* [Challenge] From the listing below, count the lines where the string "Figure" occurs. Give the number, with no other words.

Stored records
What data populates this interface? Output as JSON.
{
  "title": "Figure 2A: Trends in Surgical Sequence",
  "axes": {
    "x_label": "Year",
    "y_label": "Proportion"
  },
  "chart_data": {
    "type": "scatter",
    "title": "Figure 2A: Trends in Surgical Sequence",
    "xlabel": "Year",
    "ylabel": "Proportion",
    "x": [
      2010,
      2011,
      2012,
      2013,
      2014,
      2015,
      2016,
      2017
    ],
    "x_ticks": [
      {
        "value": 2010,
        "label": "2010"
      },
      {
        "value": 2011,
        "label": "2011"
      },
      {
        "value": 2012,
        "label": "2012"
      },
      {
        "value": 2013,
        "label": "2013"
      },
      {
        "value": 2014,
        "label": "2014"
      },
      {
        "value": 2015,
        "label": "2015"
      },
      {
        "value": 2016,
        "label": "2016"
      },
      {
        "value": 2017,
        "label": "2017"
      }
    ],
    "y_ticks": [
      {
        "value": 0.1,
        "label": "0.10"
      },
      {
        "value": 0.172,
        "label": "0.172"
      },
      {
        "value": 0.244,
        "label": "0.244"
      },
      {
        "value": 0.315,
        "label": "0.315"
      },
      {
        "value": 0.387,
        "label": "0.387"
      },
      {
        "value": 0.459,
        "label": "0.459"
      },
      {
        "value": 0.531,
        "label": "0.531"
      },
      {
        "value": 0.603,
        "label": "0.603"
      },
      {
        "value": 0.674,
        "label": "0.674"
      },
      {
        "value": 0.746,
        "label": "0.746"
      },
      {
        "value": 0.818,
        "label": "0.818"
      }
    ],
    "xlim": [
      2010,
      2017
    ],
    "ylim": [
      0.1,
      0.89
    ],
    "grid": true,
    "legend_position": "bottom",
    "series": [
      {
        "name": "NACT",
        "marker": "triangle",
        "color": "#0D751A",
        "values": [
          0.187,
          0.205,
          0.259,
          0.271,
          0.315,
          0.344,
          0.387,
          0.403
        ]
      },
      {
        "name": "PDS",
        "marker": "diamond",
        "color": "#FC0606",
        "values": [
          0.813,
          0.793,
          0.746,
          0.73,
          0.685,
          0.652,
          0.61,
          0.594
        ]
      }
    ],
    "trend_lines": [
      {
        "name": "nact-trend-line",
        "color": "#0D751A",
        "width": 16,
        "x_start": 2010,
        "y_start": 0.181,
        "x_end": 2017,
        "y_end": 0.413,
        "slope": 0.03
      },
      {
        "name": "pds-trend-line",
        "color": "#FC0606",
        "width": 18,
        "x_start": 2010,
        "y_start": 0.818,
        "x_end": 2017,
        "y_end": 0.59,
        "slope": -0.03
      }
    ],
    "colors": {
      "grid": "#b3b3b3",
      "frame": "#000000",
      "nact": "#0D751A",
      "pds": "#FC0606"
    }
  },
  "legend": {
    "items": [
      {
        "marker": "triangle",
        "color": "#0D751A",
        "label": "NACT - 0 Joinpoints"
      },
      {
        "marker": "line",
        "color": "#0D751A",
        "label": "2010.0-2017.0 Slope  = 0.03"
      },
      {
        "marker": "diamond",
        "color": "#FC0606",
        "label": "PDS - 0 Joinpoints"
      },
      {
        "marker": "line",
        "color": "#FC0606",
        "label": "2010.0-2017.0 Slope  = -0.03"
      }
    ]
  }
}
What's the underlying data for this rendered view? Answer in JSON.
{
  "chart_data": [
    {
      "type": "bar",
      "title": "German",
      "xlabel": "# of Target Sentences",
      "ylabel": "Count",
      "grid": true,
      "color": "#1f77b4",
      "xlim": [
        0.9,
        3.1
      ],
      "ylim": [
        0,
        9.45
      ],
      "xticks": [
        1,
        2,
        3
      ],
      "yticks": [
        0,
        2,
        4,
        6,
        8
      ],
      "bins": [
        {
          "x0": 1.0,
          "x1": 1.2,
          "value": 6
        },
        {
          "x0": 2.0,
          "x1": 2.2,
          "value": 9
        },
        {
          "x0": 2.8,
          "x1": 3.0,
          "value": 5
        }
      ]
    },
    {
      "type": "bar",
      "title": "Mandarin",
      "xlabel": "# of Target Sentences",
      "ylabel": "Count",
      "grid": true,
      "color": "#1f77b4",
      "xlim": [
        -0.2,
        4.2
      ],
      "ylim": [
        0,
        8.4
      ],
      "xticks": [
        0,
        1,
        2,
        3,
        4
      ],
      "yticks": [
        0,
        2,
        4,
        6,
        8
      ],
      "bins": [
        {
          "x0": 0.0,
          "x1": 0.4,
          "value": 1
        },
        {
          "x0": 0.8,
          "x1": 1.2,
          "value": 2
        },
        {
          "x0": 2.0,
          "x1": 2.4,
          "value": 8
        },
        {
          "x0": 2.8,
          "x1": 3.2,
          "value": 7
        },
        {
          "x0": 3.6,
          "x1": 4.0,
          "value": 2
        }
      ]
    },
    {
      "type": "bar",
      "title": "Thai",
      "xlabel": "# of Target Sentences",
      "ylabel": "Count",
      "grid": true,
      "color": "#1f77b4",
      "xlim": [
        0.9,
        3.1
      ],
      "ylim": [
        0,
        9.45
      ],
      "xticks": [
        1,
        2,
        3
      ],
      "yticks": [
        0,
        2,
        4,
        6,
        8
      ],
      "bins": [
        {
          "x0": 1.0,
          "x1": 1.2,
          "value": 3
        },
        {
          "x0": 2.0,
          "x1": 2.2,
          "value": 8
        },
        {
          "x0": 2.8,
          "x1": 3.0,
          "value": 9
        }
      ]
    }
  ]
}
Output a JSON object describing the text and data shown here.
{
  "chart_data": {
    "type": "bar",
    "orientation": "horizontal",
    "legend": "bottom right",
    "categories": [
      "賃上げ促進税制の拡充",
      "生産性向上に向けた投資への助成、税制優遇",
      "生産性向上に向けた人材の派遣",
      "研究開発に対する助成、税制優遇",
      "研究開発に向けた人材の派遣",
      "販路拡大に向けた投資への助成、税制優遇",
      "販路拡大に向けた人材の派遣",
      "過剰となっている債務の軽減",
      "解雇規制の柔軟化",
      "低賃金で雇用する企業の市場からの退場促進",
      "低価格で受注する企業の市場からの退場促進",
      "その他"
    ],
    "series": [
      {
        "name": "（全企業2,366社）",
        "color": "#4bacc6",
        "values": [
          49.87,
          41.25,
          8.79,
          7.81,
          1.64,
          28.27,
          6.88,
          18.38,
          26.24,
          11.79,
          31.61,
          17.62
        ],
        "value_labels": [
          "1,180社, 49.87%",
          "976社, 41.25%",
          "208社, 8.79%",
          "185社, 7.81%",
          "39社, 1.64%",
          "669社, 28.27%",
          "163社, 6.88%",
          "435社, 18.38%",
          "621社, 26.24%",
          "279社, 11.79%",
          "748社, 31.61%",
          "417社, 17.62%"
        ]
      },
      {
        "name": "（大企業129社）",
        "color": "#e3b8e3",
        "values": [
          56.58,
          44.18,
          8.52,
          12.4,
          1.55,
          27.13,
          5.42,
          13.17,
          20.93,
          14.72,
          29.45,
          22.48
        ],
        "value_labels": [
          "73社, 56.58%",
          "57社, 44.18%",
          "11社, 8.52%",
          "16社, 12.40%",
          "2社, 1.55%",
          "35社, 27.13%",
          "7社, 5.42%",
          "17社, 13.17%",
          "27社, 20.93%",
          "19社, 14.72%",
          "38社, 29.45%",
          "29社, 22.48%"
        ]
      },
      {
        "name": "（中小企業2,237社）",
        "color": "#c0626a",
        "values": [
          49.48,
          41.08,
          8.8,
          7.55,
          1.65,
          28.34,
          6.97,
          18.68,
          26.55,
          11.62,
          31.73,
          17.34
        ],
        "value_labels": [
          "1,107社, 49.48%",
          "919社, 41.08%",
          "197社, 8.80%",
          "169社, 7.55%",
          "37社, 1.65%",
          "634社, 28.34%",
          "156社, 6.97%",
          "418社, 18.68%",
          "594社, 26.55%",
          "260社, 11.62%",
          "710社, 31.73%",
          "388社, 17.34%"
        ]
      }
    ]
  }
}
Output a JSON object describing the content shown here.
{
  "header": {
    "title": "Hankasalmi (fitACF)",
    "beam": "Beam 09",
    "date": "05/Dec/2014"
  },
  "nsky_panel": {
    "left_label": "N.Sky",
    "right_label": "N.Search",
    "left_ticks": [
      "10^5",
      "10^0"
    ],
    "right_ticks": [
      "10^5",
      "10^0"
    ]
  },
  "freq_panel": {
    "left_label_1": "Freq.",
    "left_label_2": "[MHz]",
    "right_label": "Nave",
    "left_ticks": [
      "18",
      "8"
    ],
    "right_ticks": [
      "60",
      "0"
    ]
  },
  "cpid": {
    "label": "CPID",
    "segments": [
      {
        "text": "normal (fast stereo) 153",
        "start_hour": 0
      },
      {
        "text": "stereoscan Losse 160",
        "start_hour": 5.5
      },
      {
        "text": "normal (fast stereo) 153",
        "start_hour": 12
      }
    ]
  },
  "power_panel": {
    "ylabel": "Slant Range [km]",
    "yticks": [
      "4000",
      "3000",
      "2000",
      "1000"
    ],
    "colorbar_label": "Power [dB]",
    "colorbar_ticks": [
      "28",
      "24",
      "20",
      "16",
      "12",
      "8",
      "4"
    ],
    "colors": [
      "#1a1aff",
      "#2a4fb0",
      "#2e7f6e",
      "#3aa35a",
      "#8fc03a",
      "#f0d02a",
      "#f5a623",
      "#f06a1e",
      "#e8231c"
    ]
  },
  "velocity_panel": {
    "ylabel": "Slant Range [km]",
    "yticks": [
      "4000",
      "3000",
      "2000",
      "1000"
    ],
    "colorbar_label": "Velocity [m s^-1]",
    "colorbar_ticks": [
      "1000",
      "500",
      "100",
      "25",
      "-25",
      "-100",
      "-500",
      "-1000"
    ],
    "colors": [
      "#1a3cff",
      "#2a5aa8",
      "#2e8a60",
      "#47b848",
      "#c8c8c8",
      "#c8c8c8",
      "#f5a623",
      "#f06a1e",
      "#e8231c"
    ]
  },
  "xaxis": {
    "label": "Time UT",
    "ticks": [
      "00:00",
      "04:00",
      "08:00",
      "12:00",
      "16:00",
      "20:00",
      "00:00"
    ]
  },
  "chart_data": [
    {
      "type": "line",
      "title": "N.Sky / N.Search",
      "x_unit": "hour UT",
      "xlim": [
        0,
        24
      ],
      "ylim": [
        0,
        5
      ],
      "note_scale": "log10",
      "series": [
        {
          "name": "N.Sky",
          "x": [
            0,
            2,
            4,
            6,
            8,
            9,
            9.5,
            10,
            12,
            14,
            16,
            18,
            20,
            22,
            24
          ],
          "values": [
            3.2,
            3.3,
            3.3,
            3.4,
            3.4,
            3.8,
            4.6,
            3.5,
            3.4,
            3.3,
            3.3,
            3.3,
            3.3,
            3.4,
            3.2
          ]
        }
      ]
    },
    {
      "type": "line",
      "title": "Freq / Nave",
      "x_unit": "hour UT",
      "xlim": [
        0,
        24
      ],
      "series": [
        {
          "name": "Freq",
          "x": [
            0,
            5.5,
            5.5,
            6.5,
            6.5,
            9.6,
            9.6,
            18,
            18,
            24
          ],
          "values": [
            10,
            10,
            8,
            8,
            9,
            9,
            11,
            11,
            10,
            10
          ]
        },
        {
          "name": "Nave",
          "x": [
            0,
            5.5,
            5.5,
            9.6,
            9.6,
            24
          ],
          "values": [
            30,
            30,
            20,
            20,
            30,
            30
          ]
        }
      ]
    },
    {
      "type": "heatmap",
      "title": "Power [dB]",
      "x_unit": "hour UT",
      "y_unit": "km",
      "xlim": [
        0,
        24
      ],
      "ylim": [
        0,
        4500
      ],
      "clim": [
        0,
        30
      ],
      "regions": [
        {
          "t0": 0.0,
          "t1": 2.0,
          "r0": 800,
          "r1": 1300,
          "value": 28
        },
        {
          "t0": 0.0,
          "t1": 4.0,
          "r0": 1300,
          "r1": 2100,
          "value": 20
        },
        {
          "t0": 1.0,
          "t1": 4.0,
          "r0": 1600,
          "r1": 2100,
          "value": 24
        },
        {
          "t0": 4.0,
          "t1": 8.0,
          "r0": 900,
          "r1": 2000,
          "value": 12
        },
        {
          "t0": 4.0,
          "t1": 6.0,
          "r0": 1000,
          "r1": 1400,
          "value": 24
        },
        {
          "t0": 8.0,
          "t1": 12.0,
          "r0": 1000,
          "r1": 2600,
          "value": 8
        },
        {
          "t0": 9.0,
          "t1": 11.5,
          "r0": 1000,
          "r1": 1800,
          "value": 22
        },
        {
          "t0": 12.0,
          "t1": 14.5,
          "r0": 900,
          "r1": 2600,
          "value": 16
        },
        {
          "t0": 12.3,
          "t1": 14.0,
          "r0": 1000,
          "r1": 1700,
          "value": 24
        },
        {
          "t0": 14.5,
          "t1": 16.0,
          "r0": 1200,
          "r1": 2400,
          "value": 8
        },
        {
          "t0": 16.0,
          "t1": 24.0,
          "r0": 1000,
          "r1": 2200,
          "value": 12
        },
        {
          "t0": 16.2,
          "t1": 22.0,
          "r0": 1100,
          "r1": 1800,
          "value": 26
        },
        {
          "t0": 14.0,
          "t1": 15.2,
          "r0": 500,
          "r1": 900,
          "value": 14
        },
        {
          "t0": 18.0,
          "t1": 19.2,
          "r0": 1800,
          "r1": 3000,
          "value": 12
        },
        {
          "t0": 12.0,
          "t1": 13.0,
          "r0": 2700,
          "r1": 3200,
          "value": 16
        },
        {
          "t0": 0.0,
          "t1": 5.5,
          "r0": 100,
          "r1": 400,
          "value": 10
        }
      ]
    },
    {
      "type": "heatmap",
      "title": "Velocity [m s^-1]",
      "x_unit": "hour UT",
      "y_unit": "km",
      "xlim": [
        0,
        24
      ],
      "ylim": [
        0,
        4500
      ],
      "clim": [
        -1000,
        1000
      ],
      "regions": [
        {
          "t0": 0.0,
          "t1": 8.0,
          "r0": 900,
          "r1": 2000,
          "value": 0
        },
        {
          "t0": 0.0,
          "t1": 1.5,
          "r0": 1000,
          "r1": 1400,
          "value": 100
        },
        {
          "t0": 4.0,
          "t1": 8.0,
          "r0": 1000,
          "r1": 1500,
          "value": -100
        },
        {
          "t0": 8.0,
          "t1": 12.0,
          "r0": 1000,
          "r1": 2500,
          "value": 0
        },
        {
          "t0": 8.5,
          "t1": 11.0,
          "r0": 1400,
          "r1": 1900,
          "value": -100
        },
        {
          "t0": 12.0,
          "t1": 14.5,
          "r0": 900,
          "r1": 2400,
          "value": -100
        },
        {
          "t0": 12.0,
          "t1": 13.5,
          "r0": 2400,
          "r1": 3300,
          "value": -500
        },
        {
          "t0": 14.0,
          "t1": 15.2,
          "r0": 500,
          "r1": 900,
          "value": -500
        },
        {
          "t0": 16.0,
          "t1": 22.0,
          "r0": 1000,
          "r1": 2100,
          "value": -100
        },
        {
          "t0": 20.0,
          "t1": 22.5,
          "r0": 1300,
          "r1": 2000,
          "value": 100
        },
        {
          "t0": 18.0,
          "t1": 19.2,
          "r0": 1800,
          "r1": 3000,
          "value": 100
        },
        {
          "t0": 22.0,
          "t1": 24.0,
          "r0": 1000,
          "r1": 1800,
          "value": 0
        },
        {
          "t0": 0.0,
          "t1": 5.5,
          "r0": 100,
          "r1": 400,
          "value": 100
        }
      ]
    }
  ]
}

* [Task output] 2